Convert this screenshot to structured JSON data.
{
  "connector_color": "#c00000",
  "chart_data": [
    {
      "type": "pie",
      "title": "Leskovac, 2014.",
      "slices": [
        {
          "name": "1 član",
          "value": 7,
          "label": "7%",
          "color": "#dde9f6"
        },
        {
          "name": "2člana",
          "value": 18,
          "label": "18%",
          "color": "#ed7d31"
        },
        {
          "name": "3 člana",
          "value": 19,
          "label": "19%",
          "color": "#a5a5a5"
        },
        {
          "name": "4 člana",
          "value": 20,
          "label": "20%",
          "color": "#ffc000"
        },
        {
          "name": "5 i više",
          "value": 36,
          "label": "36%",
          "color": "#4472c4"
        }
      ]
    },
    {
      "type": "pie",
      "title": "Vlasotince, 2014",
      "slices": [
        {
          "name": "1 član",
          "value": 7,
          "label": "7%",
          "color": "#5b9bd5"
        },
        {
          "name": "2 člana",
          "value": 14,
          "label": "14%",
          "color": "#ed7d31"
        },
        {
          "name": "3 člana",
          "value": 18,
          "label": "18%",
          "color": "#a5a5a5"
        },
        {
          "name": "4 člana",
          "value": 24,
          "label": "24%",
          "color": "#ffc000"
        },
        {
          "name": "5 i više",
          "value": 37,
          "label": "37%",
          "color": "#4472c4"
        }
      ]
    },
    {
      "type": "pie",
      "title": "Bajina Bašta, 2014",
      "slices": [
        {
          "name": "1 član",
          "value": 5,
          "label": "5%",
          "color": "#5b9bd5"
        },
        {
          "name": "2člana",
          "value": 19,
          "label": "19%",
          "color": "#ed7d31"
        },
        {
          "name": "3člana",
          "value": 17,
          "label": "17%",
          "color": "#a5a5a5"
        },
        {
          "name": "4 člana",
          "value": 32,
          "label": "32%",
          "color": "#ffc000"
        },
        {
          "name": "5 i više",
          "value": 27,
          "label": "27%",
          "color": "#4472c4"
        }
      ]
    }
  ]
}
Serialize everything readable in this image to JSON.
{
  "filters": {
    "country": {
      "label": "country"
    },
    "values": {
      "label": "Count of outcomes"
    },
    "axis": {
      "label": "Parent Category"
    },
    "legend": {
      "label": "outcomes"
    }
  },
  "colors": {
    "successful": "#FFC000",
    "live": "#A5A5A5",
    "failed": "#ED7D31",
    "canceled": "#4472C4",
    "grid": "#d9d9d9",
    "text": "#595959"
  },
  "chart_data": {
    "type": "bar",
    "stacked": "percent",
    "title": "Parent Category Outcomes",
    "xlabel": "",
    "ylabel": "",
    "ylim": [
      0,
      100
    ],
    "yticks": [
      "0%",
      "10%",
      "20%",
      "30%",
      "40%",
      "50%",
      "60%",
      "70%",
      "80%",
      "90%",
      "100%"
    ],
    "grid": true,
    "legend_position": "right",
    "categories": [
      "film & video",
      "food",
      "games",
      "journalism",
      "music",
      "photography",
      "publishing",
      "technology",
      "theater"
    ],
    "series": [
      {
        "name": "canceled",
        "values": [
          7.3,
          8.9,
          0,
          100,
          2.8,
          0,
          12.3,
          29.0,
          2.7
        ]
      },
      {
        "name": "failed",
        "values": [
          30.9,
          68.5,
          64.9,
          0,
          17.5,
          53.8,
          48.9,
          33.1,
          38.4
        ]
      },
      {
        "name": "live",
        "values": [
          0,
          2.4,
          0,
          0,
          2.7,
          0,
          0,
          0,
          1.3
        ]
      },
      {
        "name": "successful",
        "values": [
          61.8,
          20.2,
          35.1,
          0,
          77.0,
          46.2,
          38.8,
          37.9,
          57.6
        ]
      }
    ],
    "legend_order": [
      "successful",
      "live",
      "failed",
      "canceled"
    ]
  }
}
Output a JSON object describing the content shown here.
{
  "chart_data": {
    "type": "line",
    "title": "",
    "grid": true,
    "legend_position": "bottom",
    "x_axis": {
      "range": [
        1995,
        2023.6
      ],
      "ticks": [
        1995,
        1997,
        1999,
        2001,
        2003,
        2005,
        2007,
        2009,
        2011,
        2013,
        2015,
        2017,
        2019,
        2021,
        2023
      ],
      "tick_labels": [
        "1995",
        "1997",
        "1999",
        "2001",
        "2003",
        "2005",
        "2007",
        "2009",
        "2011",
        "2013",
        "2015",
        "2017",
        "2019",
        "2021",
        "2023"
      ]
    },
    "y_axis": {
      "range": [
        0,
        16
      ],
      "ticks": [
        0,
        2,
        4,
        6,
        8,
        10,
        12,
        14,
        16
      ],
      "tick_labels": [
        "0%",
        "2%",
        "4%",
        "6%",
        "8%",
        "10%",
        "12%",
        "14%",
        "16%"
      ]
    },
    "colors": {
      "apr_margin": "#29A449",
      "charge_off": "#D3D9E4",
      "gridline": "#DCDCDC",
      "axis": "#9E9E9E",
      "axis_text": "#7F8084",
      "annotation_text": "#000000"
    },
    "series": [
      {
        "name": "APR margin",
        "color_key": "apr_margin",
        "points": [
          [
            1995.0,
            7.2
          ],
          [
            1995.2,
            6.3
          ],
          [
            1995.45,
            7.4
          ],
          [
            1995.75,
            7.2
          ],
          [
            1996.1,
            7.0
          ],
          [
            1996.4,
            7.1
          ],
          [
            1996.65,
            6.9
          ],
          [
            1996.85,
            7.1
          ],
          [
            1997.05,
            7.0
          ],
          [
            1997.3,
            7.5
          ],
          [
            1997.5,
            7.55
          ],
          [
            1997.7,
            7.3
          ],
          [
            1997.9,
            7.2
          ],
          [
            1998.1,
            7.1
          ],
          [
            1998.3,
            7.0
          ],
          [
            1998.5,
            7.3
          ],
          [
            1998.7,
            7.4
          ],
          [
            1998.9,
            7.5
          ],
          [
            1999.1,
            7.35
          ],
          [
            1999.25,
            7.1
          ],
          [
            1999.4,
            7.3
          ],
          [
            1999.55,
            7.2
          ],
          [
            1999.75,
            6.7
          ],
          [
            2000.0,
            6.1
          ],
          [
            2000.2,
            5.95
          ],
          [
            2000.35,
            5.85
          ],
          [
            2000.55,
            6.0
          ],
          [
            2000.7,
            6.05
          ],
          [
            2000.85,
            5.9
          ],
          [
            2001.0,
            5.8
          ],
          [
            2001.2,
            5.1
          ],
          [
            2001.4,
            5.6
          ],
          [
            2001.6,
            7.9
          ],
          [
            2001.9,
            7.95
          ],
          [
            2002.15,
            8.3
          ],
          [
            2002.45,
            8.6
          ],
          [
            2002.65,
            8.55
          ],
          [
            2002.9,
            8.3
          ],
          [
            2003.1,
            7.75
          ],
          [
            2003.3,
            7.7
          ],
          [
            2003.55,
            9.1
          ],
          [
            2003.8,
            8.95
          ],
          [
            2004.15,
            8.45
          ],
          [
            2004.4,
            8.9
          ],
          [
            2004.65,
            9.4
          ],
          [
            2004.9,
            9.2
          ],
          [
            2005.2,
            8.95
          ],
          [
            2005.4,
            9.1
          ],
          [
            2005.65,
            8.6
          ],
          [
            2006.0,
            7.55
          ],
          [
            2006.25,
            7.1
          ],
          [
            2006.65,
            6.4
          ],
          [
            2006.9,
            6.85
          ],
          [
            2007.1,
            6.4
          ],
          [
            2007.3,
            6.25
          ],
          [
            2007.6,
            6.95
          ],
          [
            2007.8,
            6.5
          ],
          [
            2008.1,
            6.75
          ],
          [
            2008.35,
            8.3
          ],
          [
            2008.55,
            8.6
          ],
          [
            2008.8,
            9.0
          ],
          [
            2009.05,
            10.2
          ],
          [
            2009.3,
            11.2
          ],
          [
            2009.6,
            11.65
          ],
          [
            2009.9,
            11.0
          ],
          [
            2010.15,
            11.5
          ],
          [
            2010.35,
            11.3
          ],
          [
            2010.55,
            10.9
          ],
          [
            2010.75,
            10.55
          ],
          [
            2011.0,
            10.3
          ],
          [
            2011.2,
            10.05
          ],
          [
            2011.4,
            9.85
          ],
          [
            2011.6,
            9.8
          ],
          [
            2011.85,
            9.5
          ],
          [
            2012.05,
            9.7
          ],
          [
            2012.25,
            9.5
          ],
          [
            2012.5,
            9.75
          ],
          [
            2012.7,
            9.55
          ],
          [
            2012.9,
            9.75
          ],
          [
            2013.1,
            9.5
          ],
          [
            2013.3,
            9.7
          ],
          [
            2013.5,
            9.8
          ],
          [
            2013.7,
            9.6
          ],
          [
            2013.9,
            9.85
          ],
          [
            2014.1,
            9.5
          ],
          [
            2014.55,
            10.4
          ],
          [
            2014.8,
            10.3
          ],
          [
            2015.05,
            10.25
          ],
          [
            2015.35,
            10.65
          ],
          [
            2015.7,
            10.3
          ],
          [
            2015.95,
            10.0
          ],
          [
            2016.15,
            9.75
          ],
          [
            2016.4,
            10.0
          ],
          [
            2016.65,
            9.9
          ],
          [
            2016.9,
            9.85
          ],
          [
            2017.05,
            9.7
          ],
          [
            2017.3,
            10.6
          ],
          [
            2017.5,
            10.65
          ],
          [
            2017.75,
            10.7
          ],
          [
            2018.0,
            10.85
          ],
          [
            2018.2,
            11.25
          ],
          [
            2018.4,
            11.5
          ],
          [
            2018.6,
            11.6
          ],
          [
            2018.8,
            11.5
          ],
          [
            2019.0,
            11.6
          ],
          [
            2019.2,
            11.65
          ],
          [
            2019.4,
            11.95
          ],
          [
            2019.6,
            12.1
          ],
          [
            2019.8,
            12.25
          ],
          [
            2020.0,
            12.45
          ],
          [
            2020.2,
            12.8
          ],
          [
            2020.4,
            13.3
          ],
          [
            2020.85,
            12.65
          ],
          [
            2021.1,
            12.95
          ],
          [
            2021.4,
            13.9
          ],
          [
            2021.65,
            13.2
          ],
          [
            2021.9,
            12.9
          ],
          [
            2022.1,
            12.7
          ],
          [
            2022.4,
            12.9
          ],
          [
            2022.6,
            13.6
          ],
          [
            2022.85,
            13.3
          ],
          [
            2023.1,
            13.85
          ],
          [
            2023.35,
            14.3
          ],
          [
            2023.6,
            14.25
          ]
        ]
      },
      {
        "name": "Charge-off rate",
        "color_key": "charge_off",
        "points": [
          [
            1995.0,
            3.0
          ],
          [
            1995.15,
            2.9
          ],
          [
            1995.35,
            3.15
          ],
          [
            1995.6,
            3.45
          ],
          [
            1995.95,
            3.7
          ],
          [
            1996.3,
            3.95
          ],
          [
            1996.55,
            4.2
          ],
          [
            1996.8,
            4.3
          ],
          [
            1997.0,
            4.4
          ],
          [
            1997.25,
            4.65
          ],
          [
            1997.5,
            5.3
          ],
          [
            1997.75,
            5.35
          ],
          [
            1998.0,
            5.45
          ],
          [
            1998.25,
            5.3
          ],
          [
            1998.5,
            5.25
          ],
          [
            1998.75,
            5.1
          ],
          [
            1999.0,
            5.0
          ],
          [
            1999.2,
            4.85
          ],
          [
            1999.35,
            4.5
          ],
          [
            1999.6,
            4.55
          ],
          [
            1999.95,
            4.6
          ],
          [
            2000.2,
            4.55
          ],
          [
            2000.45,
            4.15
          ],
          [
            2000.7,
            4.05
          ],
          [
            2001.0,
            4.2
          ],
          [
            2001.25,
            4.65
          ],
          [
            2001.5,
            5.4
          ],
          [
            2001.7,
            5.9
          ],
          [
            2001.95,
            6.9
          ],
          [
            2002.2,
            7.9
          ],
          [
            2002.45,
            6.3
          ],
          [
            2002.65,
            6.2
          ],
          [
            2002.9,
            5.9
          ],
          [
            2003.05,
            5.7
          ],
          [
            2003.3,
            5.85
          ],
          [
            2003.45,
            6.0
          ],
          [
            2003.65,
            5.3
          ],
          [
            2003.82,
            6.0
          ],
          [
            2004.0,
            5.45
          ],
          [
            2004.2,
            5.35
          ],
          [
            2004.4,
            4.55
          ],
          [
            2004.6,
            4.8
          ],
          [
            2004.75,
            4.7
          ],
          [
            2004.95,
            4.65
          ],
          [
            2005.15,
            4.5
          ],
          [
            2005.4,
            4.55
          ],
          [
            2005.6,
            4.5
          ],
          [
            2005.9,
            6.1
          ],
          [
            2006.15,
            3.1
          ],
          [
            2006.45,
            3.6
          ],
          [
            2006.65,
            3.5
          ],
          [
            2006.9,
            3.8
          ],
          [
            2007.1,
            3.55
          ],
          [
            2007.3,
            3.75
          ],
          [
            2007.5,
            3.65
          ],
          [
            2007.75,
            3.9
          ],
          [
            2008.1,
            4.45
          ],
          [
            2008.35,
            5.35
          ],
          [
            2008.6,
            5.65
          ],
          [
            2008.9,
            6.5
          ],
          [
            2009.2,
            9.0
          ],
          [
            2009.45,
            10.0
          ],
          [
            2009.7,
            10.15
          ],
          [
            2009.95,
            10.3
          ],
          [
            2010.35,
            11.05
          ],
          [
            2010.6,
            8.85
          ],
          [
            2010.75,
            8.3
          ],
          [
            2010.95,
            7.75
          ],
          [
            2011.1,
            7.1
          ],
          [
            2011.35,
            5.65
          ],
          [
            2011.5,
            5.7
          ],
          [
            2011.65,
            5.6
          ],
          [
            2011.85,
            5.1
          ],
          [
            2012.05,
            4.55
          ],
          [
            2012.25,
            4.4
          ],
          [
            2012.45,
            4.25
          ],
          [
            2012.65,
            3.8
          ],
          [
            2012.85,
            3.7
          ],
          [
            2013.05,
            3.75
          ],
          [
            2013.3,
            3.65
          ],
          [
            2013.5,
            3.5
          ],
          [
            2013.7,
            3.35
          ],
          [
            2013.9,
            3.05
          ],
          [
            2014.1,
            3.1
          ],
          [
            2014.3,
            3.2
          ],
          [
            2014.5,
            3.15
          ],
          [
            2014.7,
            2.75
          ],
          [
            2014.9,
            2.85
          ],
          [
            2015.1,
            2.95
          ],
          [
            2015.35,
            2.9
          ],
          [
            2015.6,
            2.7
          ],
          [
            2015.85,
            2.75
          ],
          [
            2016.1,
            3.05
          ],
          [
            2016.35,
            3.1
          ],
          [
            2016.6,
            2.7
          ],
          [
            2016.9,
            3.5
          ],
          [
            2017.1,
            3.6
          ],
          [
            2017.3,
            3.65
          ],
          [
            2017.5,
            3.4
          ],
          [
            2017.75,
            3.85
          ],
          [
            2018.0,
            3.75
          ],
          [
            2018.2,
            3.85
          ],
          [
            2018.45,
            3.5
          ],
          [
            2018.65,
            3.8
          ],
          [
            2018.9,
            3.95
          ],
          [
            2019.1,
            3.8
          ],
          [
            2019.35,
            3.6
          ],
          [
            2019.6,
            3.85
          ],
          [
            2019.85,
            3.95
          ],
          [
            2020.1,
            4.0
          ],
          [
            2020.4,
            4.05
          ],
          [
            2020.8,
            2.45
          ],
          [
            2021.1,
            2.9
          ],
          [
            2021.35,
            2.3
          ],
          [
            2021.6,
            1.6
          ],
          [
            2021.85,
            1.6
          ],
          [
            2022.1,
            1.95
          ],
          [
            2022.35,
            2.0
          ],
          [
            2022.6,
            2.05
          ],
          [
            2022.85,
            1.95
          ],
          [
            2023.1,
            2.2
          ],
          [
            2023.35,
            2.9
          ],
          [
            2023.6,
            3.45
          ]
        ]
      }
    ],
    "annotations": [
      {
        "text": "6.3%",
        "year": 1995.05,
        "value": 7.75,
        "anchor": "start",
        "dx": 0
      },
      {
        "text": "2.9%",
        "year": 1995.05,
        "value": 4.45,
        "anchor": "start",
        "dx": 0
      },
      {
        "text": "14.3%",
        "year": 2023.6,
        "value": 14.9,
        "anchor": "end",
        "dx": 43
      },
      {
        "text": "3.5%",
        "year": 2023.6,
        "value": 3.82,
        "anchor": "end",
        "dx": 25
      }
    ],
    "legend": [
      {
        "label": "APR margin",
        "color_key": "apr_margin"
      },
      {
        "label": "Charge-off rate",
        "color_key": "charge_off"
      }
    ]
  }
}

# # # # #

- _EXERCISE_:
Copy every line in the records above that contains the word "Parent".

- _SOLUTION FOR THIS EXERCISE_:
      "label": "Parent Category"
    "title": "Parent Category Outcomes",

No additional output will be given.